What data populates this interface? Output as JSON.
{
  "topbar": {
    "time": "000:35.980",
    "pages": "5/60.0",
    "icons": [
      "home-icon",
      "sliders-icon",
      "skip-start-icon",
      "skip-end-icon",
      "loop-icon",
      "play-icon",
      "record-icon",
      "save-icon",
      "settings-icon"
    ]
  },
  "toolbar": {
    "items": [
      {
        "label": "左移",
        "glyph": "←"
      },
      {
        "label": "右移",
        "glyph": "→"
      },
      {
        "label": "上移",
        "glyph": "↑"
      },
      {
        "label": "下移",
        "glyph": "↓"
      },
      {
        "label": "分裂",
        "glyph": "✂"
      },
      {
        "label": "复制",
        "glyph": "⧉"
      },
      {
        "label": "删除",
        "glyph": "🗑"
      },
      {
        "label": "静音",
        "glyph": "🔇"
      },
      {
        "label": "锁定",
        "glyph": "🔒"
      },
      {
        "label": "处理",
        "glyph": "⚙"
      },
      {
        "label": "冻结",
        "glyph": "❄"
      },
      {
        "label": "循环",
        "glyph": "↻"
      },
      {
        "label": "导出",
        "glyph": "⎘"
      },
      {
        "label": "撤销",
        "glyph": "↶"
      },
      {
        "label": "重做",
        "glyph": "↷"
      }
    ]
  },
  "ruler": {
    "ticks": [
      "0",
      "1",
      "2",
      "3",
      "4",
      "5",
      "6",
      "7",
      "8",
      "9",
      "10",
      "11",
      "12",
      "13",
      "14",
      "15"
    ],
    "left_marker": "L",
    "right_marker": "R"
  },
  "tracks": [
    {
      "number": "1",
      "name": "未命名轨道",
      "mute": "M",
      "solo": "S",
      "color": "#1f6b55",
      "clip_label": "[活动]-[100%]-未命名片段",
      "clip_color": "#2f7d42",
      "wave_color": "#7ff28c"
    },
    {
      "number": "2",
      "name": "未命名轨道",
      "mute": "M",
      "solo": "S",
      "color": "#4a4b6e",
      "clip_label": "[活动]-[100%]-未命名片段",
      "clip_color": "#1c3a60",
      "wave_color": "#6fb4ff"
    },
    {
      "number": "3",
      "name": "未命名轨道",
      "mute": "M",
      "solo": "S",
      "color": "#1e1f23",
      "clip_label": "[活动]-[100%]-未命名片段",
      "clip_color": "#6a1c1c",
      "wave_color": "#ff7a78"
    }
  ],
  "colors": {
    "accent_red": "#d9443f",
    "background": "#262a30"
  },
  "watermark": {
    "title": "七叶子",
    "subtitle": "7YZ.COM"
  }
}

__Required task__. Write out the whole listing again. Match it word for word.

__Written response__.
What data populates this interface? Output as JSON.
{
  "topbar": {
    "time": "000:35.980",
    "pages": "5/60.0",
    "icons": [
      "home-icon",
      "sliders-icon",
      "skip-start-icon",
      "skip-end-icon",
      "loop-icon",
      "play-icon",
      "record-icon",
      "save-icon",
      "settings-icon"
    ]
  },
  "toolbar": {
    "items": [
      {
        "label": "左移",
        "glyph": "←"
      },
      {
        "label": "右移",
        "glyph": "→"
      },
      {
        "label": "上移",
        "glyph": "↑"
      },
      {
        "label": "下移",
        "glyph": "↓"
      },
      {
        "label": "分裂",
        "glyph": "✂"
      },
      {
        "label": "复制",
        "glyph": "⧉"
      },
      {
        "label": "删除",
        "glyph": "🗑"
      },
      {
        "label": "静音",
        "glyph": "🔇"
      },
      {
        "label": "锁定",
        "glyph": "🔒"
      },
      {
        "label": "处理",
        "glyph": "⚙"
      },
      {
        "label": "冻结",
        "glyph": "❄"
      },
      {
        "label": "循环",
        "glyph": "↻"
      },
      {
        "label": "导出",
        "glyph": "⎘"
      },
      {
        "label": "撤销",
        "glyph": "↶"
      },
      {
        "label": "重做",
        "glyph": "↷"
      }
    ]
  },
  "ruler": {
    "ticks": [
      "0",
      "1",
      "2",
      "3",
      "4",
      "5",
      "6",
      "7",
      "8",
      "9",
      "10",
      "11",
      "12",
      "13",
      "14",
      "15"
    ],
    "left_marker": "L",
    "right_marker": "R"
  },
  "tracks": [
    {
      "number": "1",
      "name": "未命名轨道",
      "mute": "M",
      "solo": "S",
      "color": "#1f6b55",
      "clip_label": "[活动]-[100%]-未命名片段",
      "clip_color": "#2f7d42",
      "wave_color": "#7ff28c"
    },
    {
      "number": "2",
      "name": "未命名轨道",
      "mute": "M",
      "solo": "S",
      "color": "#4a4b6e",
      "clip_label": "[活动]-[100%]-未命名片段",
      "clip_color": "#1c3a60",
      "wave_color": "#6fb4ff"
    },
    {
      "number": "3",
      "name": "未命名轨道",
      "mute": "M",
      "solo": "S",
      "color": "#1e1f23",
      "clip_label": "[活动]-[100%]-未命名片段",
      "clip_color": "#6a1c1c",
      "wave_color": "#ff7a78"
    }
  ],
  "colors": {
    "accent_red": "#d9443f",
    "background": "#262a30"
  },
  "watermark": {
    "title": "七叶子",
    "subtitle": "7YZ.COM"
  }
}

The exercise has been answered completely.